Stated task -> Check every line of the data below for the string "xlabel", and copy the ones that hold it.

Supplied material ->
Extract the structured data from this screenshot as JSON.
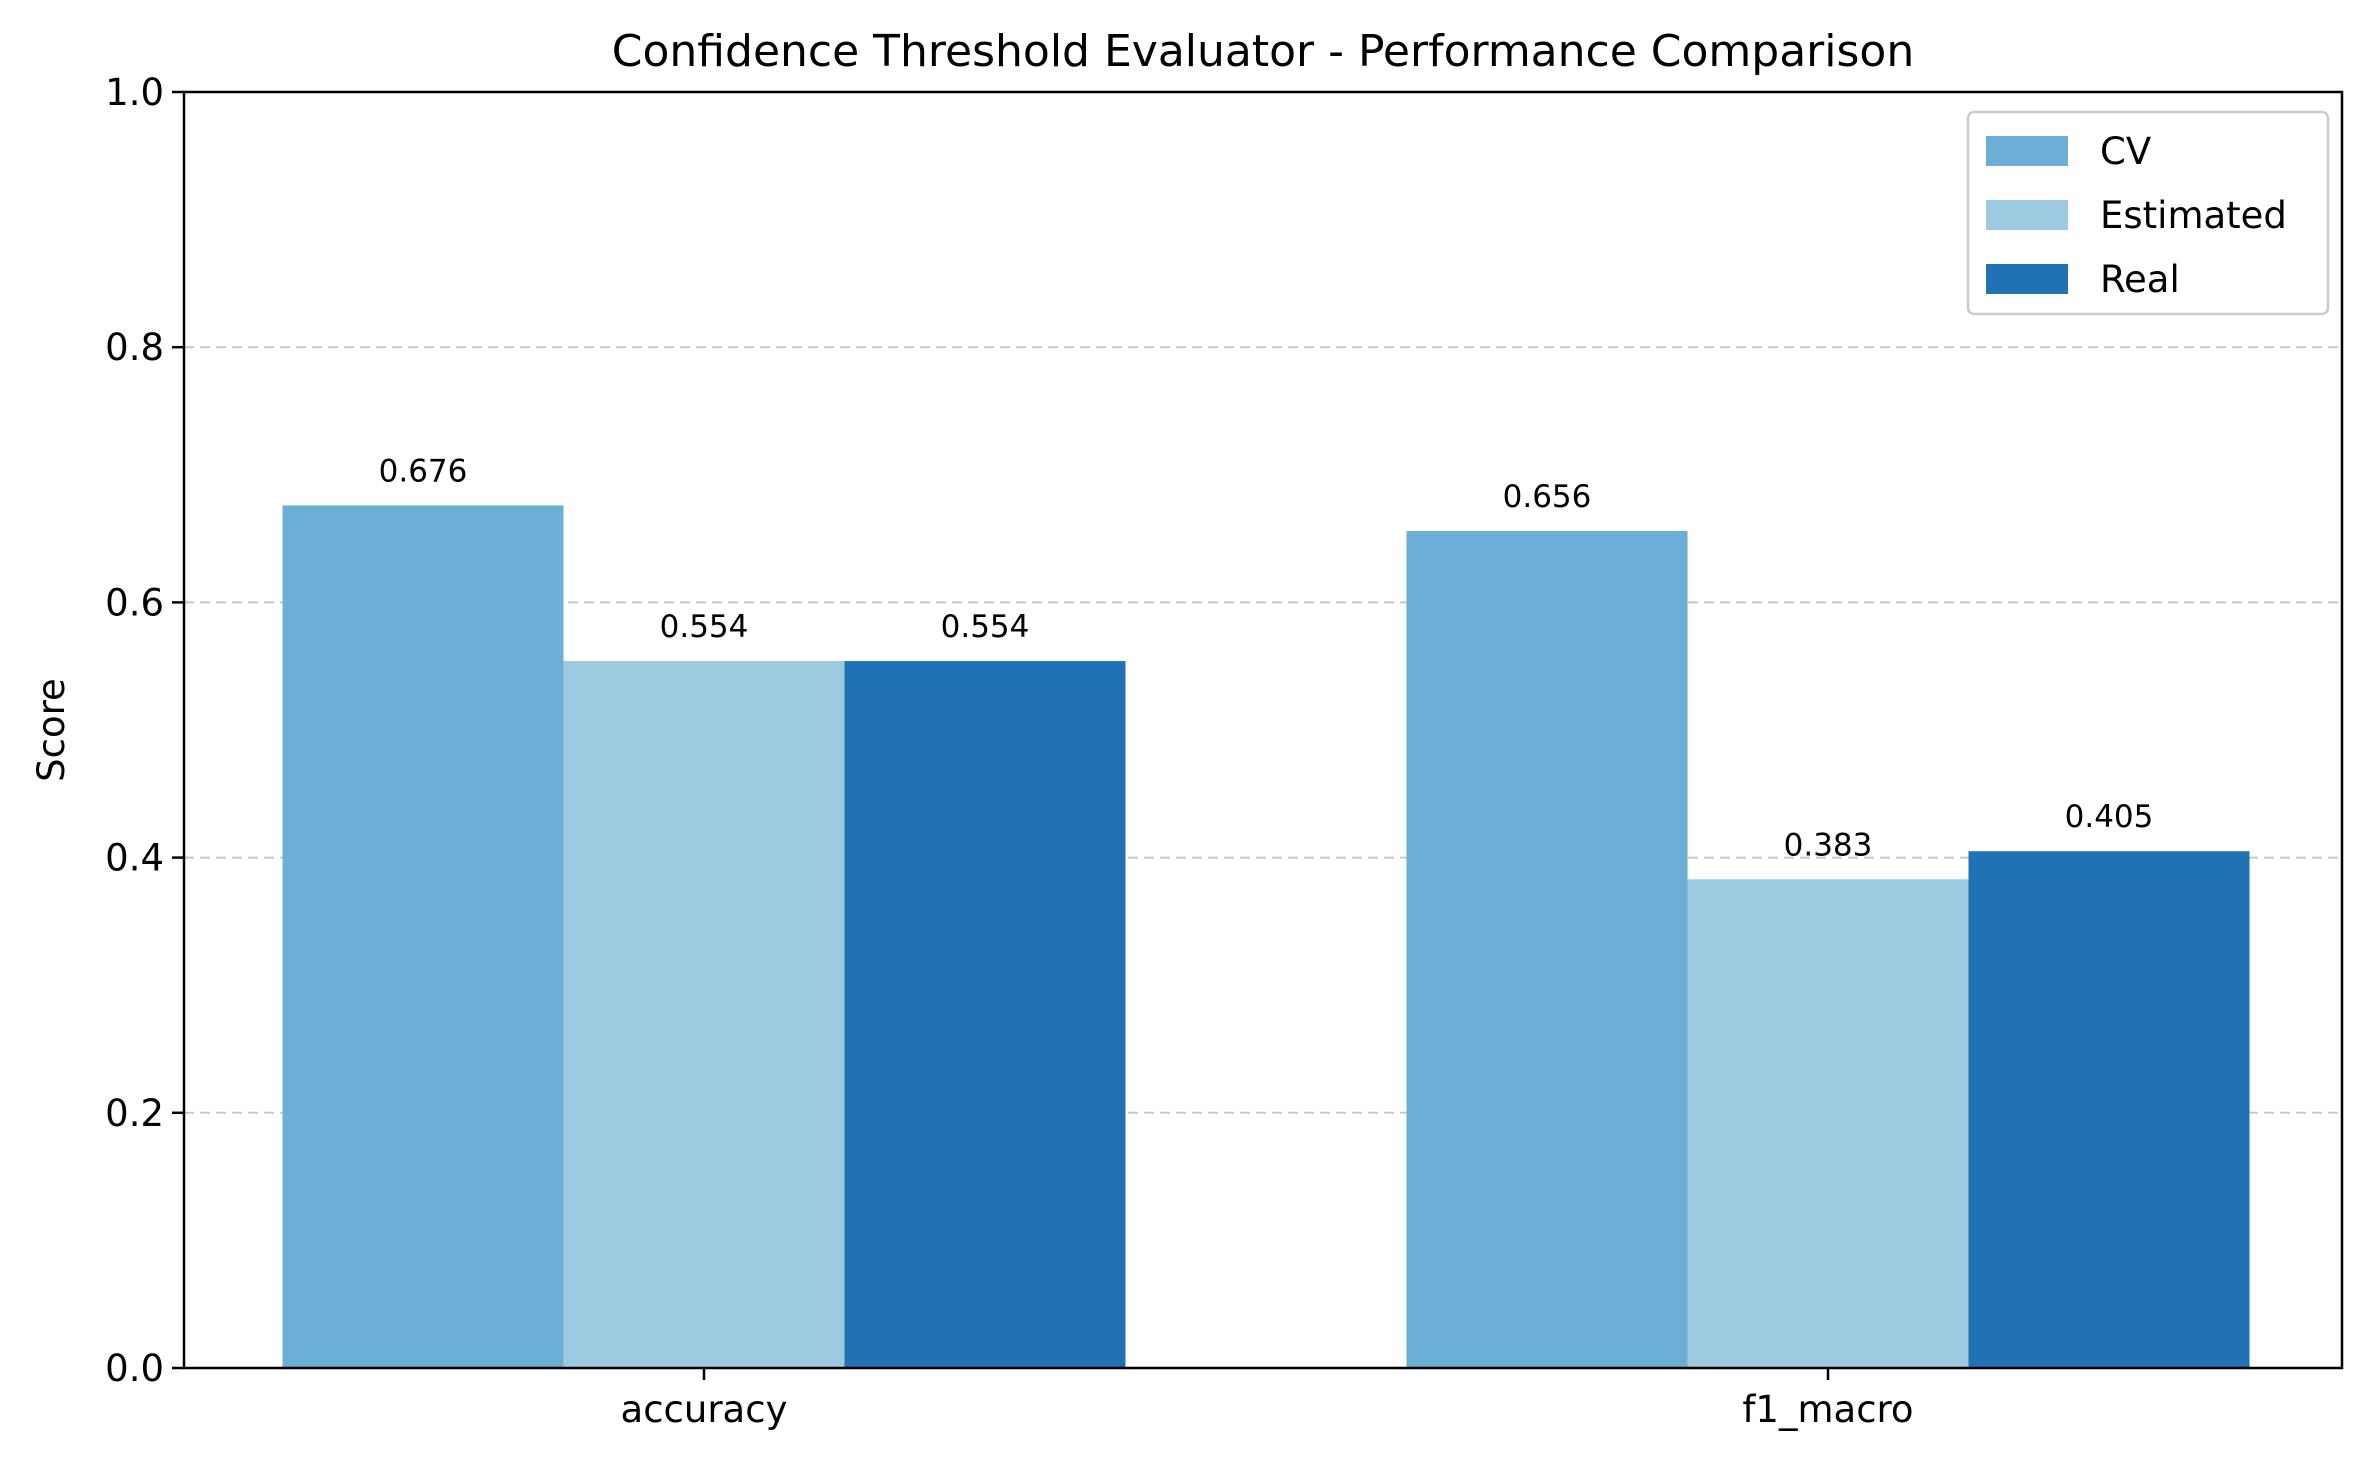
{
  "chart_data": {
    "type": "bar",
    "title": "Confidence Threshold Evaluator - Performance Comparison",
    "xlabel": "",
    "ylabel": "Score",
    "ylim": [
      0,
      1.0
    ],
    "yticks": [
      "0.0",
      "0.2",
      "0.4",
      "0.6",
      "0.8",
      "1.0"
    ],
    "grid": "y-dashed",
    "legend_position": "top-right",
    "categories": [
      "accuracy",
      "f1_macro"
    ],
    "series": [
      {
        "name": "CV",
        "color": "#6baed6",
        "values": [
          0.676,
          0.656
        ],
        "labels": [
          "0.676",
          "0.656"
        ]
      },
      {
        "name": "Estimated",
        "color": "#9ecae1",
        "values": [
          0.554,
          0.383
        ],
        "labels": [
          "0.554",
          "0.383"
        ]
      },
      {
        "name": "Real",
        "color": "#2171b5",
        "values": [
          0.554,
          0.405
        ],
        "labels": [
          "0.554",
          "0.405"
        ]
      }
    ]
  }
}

...

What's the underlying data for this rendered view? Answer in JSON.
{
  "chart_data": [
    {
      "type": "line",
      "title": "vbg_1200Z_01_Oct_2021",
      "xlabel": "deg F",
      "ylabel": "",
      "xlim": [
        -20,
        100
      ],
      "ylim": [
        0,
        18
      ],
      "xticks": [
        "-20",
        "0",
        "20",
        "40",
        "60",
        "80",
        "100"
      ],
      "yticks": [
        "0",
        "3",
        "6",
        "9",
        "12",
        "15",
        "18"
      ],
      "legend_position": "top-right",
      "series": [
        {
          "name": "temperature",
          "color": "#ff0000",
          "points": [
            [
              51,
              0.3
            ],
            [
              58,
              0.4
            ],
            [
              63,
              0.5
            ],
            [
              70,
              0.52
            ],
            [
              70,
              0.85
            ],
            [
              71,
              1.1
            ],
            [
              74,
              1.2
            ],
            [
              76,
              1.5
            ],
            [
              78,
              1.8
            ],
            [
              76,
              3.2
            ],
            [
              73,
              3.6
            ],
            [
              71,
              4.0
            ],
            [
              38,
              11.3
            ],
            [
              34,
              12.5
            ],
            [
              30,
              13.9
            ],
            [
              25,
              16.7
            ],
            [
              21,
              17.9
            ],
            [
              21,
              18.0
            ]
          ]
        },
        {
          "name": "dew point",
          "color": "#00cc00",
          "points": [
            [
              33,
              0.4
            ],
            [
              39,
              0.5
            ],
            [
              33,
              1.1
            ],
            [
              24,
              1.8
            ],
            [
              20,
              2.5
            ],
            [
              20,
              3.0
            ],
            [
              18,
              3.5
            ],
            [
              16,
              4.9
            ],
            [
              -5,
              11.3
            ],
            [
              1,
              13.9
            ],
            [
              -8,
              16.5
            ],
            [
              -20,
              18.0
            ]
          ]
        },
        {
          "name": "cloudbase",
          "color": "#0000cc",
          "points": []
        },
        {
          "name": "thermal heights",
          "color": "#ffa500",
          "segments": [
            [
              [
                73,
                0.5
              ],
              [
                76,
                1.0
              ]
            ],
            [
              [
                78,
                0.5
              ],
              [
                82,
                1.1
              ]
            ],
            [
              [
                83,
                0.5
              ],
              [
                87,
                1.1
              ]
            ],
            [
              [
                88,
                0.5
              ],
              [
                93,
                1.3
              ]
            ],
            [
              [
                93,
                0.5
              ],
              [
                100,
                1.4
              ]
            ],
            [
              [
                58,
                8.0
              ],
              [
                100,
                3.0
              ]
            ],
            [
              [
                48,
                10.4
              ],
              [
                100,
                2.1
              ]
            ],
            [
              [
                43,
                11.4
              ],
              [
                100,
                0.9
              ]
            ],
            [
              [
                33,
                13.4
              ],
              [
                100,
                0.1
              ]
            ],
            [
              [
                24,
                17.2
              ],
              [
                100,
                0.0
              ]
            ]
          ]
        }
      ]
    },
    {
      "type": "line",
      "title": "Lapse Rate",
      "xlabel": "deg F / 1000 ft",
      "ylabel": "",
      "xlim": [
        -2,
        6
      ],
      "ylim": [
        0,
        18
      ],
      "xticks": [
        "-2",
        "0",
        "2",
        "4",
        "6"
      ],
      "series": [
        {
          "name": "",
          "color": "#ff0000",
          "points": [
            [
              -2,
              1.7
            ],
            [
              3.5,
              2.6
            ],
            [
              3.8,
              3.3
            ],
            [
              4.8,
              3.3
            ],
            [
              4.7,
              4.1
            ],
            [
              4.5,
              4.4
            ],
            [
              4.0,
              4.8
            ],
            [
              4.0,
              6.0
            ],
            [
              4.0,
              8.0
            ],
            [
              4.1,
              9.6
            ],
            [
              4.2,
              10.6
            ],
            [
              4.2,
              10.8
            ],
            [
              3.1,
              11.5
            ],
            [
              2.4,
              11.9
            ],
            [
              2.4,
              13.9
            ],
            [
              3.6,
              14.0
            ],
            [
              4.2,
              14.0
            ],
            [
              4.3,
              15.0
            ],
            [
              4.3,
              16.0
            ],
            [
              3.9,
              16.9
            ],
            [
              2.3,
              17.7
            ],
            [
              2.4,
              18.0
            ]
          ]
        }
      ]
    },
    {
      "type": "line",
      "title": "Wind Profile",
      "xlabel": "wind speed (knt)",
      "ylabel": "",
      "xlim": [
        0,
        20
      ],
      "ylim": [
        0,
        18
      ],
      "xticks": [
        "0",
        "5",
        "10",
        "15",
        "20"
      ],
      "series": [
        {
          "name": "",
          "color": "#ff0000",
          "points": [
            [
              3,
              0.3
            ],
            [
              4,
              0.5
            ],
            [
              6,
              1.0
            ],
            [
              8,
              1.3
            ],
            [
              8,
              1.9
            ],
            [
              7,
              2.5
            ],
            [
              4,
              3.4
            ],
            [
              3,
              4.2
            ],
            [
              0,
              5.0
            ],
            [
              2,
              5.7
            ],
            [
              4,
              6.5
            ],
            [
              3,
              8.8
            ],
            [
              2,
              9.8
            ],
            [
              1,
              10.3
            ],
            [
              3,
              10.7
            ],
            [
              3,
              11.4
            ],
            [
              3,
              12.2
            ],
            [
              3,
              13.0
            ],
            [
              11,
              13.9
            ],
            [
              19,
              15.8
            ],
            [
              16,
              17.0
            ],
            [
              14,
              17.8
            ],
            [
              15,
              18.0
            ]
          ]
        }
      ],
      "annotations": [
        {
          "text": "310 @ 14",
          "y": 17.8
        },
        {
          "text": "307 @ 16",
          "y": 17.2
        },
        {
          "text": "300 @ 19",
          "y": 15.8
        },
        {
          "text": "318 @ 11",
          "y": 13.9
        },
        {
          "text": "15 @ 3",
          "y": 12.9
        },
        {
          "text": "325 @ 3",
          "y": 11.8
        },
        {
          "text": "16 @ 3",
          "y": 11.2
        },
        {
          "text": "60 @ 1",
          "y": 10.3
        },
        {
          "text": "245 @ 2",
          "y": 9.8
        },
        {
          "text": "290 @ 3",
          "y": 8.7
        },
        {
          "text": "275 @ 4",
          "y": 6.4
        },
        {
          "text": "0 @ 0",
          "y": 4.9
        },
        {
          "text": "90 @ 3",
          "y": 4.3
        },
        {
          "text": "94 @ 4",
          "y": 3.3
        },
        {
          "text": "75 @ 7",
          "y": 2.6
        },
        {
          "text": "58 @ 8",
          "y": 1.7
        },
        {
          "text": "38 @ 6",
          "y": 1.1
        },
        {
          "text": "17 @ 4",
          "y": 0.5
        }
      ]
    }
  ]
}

...

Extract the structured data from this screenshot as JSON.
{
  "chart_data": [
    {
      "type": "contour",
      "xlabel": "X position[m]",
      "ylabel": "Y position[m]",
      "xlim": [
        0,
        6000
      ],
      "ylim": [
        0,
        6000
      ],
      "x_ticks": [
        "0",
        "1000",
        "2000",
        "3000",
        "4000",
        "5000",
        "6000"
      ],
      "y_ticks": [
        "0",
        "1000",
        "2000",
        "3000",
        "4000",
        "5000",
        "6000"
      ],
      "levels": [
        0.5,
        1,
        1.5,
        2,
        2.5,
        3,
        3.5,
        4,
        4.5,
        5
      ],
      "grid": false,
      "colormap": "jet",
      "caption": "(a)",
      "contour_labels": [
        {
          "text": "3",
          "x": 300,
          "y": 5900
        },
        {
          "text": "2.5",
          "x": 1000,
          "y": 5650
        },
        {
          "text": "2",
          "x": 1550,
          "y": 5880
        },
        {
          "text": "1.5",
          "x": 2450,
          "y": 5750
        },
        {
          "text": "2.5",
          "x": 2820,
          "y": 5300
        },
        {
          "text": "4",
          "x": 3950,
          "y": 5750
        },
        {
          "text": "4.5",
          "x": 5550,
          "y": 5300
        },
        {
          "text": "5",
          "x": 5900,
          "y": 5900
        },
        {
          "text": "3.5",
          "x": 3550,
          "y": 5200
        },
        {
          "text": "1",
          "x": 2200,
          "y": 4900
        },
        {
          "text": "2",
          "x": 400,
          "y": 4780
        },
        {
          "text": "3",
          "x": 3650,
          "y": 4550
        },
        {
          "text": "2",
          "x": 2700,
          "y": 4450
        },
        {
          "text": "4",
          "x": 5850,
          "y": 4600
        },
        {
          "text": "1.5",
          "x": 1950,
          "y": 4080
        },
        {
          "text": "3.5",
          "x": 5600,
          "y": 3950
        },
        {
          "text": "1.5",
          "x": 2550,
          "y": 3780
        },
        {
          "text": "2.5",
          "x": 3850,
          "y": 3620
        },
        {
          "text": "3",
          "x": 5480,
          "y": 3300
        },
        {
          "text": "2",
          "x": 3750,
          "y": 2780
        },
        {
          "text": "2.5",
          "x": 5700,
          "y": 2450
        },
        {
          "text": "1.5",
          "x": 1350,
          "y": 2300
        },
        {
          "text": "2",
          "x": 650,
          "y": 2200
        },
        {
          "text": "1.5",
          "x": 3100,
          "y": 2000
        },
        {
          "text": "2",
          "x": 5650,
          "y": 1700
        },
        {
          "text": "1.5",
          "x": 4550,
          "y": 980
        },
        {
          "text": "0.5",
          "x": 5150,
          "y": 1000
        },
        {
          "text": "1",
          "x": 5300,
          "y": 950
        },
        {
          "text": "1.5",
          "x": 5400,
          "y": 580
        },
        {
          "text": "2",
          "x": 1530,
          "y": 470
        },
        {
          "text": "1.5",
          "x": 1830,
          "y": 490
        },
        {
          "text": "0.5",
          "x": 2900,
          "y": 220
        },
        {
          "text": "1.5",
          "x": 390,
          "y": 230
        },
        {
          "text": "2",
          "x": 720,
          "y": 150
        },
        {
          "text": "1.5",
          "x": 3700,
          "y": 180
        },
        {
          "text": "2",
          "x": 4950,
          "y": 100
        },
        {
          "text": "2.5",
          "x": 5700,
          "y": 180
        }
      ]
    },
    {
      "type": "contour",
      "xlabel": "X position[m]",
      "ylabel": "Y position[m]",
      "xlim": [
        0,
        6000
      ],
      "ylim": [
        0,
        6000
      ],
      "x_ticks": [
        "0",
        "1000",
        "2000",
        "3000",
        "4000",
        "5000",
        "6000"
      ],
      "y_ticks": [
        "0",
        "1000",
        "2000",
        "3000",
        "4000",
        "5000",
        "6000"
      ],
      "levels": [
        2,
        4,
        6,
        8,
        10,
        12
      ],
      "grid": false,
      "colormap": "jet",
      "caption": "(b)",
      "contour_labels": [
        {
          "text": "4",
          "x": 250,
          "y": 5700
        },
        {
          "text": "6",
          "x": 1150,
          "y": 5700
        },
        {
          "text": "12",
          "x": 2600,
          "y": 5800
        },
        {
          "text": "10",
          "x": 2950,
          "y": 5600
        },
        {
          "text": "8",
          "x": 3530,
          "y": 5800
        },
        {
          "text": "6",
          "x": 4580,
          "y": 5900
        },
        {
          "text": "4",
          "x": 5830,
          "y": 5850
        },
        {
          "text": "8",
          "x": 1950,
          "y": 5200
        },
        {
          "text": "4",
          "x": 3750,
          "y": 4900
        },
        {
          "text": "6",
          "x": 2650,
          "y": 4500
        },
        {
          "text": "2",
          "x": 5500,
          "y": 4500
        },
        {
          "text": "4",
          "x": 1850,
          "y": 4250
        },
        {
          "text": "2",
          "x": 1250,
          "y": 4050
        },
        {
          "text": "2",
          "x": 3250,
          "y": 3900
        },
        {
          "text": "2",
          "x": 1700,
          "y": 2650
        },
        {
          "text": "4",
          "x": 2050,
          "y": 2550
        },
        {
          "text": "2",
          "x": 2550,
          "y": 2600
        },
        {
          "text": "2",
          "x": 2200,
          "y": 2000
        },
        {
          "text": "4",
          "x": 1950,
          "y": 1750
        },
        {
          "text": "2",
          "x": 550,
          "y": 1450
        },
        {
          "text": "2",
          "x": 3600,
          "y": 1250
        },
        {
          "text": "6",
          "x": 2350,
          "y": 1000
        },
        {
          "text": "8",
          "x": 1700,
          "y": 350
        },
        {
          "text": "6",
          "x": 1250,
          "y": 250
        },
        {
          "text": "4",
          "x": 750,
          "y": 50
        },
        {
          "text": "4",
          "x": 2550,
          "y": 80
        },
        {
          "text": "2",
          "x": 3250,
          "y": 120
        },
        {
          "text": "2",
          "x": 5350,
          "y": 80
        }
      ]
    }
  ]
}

Worked answer ->
    "xlabel": "",
      "xlabel": "deg F",
      "xlabel": "deg F / 1000 ft",
      "xlabel": "wind speed (knt)",
      "xlabel": "X position[m]",
      "xlabel": "X position[m]",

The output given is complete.